▶ What to work on:
Copy down each line character for character, from the line with "sidebar-item-projects[interactable]: Projects (0, 663, 114, 728)" to the line with "network-icon[interactable]: ▭ (2294, 1395, 2311, 1449)", including both of those lines.
===============
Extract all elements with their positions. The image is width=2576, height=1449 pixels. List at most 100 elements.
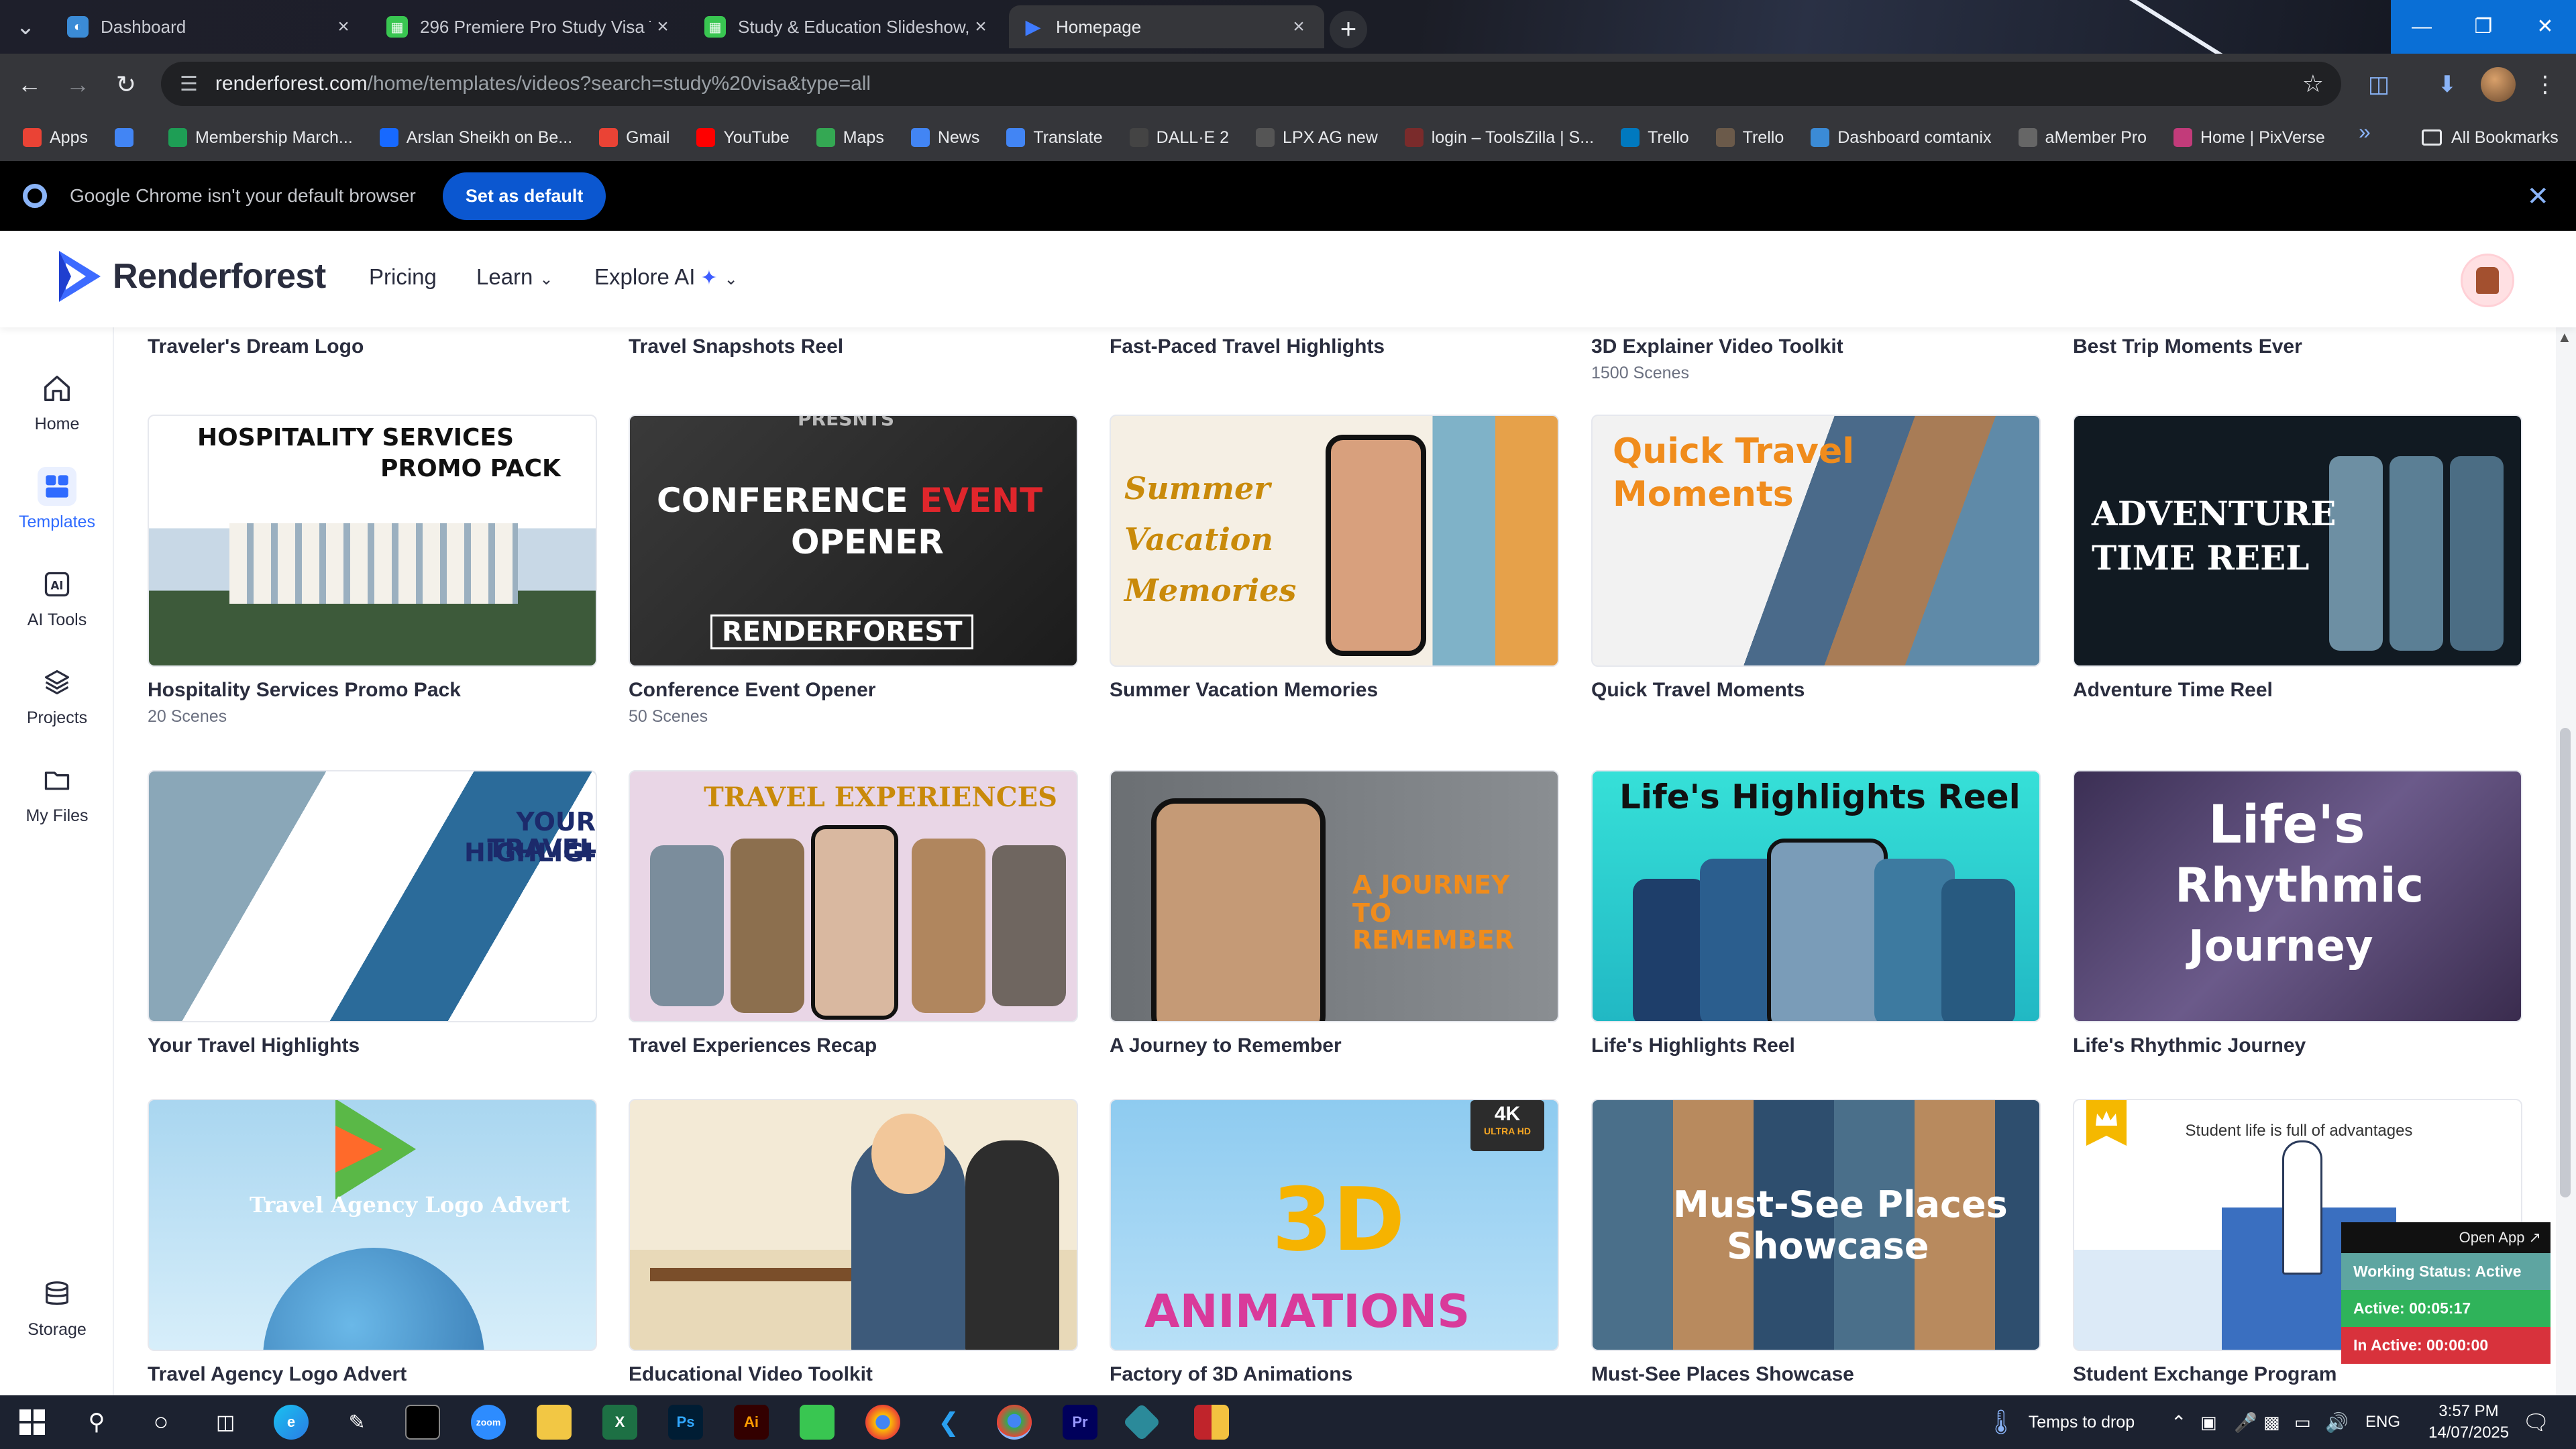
sidebar-item-projects[interactable]: Projects (0, 663, 114, 728)
bookmark-item[interactable]: Maps (816, 128, 884, 148)
template-thumbnail[interactable]: 4K ULTRA HD 3D ANIMATIONS (1110, 1099, 1559, 1351)
search-icon[interactable]: ⚲ (79, 1405, 114, 1440)
template-card-travel-experiences[interactable]: TRAVEL EXPERIENCES Travel Experiences Re… (629, 770, 1078, 1057)
network-icon[interactable]: ▭ (2294, 1395, 2311, 1449)
cortana-icon[interactable]: ○ (144, 1405, 178, 1440)
all-bookmarks-button[interactable]: All Bookmarks (2422, 114, 2559, 161)
close-window-button[interactable]: ✕ (2514, 0, 2576, 54)
template-title[interactable]: Travel Experiences Recap (629, 1034, 1078, 1057)
sidebar-item-ai-tools[interactable]: AI AI Tools (0, 565, 114, 630)
green-app-icon[interactable] (800, 1405, 835, 1440)
scrollbar-thumb[interactable] (2560, 728, 2571, 1197)
photoshop-icon[interactable]: Ps (668, 1405, 703, 1440)
volume-icon[interactable]: 🔊 (2325, 1395, 2349, 1449)
template-thumbnail[interactable]: Life's Highlights Reel (1591, 770, 2041, 1022)
address-bar[interactable]: ☰ renderforest.com/home/templates/videos… (161, 62, 2341, 106)
bookmark-item[interactable]: Translate (1006, 128, 1103, 148)
bookmark-item[interactable]: Trello (1621, 128, 1689, 148)
winrar-icon[interactable] (1194, 1405, 1229, 1440)
chrome-icon[interactable] (865, 1405, 900, 1440)
scroll-up-arrow-icon[interactable]: ▲ (2557, 329, 2572, 346)
template-thumbnail[interactable]: ADVENTURE TIME REEL (2073, 415, 2522, 667)
template-thumbnail[interactable] (629, 1099, 1078, 1351)
sidebar-item-my-files[interactable]: My Files (0, 761, 114, 826)
microphone-icon[interactable]: 🎤 (2234, 1395, 2257, 1449)
template-thumbnail[interactable]: TRAVEL EXPERIENCES (629, 770, 1078, 1022)
chrome-active-icon[interactable] (997, 1405, 1032, 1440)
template-card-hospitality[interactable]: HOSPITALITY SERVICES PROMO PACK Hospital… (148, 415, 597, 727)
template-thumbnail[interactable]: Must-See Places Showcase (1591, 1099, 2041, 1351)
tray-app-icon[interactable]: ▣ (2200, 1395, 2217, 1449)
restore-button[interactable]: ❐ (2453, 0, 2514, 54)
template-card-educational-toolkit[interactable]: Educational Video Toolkit (629, 1099, 1078, 1386)
set-as-default-button[interactable]: Set as default (442, 172, 606, 220)
template-title[interactable]: Travel Snapshots Reel (629, 335, 843, 358)
security-icon[interactable]: ▩ (2263, 1395, 2280, 1449)
renderforest-logo[interactable]: Renderforest (56, 250, 326, 303)
template-card-adventure-time[interactable]: ADVENTURE TIME REEL Adventure Time Reel (2073, 415, 2522, 702)
open-app-button[interactable]: Open App ↗ (2341, 1222, 2551, 1253)
bookmark-item[interactable]: LPX AG new (1256, 128, 1378, 148)
template-card-your-travel-highlights[interactable]: YOUR TRAVEL HIGHLIGHTS Your Travel Highl… (148, 770, 597, 1057)
language-indicator[interactable]: ENG (2365, 1395, 2400, 1449)
tab-dashboard[interactable]: ◐ Dashboard × (54, 5, 369, 48)
pen-icon[interactable]: ✎ (339, 1405, 374, 1440)
tab-premiere-pro[interactable]: ▦ 296 Premiere Pro Study Visa Te × (373, 5, 688, 48)
template-thumbnail[interactable]: Life's Rhythmic Journey (2073, 770, 2522, 1022)
nav-learn[interactable]: Learn ⌄ (476, 264, 553, 290)
template-card-rhythmic-journey[interactable]: Life's Rhythmic Journey Life's Rhythmic … (2073, 770, 2522, 1057)
terminal-icon[interactable] (405, 1405, 440, 1440)
template-title[interactable]: Best Trip Moments Ever (2073, 335, 2302, 358)
profile-avatar[interactable] (2481, 67, 2516, 102)
nav-explore-ai[interactable]: Explore AI ✦ ⌄ (594, 264, 738, 290)
sidebar-item-storage[interactable]: Storage (0, 1275, 114, 1340)
template-title[interactable]: Summer Vacation Memories (1110, 679, 1559, 702)
tray-chevron-up-icon[interactable]: ⌃ (2171, 1395, 2186, 1449)
template-title[interactable]: A Journey to Remember (1110, 1034, 1559, 1057)
close-infobar-icon[interactable]: ✕ (2526, 181, 2549, 212)
tab-search-chevron-icon[interactable]: ⌄ (7, 8, 44, 46)
template-card-summer-vacation[interactable]: Summer Vacation Memories Summer Vacation… (1110, 415, 1559, 702)
tab-study-education[interactable]: ▦ Study & Education Slideshow, V × (691, 5, 1006, 48)
template-title[interactable]: Adventure Time Reel (2073, 679, 2522, 702)
new-tab-button[interactable]: + (1330, 11, 1367, 48)
bookmark-item[interactable]: login – ToolsZilla | S... (1404, 128, 1594, 148)
bookmark-item[interactable]: Trello (1715, 128, 1784, 148)
tab-close-icon[interactable]: × (1287, 15, 1311, 38)
excel-icon[interactable]: X (602, 1405, 637, 1440)
template-title[interactable]: Quick Travel Moments (1591, 679, 2041, 702)
bookmark-item[interactable]: DALL·E 2 (1129, 128, 1229, 148)
template-title[interactable]: Student Exchange Program (2073, 1363, 2522, 1386)
minimize-button[interactable]: — (2391, 0, 2453, 54)
teal-app-icon[interactable] (1122, 1403, 1161, 1442)
template-title[interactable]: Your Travel Highlights (148, 1034, 597, 1057)
bookmark-item[interactable]: Home | PixVerse (2174, 128, 2325, 148)
bookmark-item[interactable]: Dashboard comtanix (1811, 128, 1992, 148)
template-thumbnail[interactable]: YOUR TRAVEL HIGHLIGHTS (148, 770, 597, 1022)
tab-close-icon[interactable]: × (651, 15, 675, 38)
template-title[interactable]: Traveler's Dream Logo (148, 335, 364, 358)
template-thumbnail[interactable]: A JOURNEY TO REMEMBER (1110, 770, 1559, 1022)
template-card-lifes-highlights[interactable]: Life's Highlights Reel Life's Highlights… (1591, 770, 2041, 1057)
reload-button[interactable]: ↻ (107, 66, 145, 103)
site-info-icon[interactable]: ☰ (180, 72, 198, 96)
template-title[interactable]: Travel Agency Logo Advert (148, 1363, 597, 1386)
bookmark-item[interactable]: Arslan Sheikh on Be... (379, 128, 572, 148)
task-view-icon[interactable]: ◫ (208, 1405, 243, 1440)
tab-homepage[interactable]: ▶ Homepage × (1009, 5, 1324, 48)
template-card-travel-agency[interactable]: Travel Agency Logo Advert Travel Agency … (148, 1099, 597, 1386)
tab-close-icon[interactable]: × (331, 15, 356, 38)
template-card-quick-travel[interactable]: Quick Travel Moments Quick Travel Moment… (1591, 415, 2041, 702)
more-bookmarks-chevron-icon[interactable]: » (2359, 119, 2371, 144)
template-card-conference[interactable]: PRESNTS CONFERENCE EVENT OPENER RENDERFO… (629, 415, 1078, 727)
bookmark-item[interactable]: YouTube (696, 128, 790, 148)
user-avatar[interactable] (2461, 254, 2514, 307)
file-explorer-icon[interactable] (537, 1405, 572, 1440)
vscode-icon[interactable]: ❮ (931, 1405, 966, 1440)
template-title[interactable]: Educational Video Toolkit (629, 1363, 1078, 1386)
template-title[interactable]: Life's Highlights Reel (1591, 1034, 2041, 1057)
template-card-3d-animations[interactable]: 4K ULTRA HD 3D ANIMATIONS Factory of 3D … (1110, 1099, 1559, 1386)
bookmark-item[interactable] (114, 128, 142, 147)
template-card-must-see-places[interactable]: Must-See Places Showcase Must-See Places… (1591, 1099, 2041, 1386)
illustrator-icon[interactable]: Ai (734, 1405, 769, 1440)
===============
▶ Output below:
sidebar-item-projects[interactable]: Projects (0, 663, 114, 728)
bookmark-item[interactable]: Maps (816, 128, 884, 148)
template-thumbnail[interactable]: 4K ULTRA HD 3D ANIMATIONS (1110, 1099, 1559, 1351)
search-icon[interactable]: ⚲ (79, 1405, 114, 1440)
template-card-travel-experiences[interactable]: TRAVEL EXPERIENCES Travel Experiences Re… (629, 770, 1078, 1057)
network-icon[interactable]: ▭ (2294, 1395, 2311, 1449)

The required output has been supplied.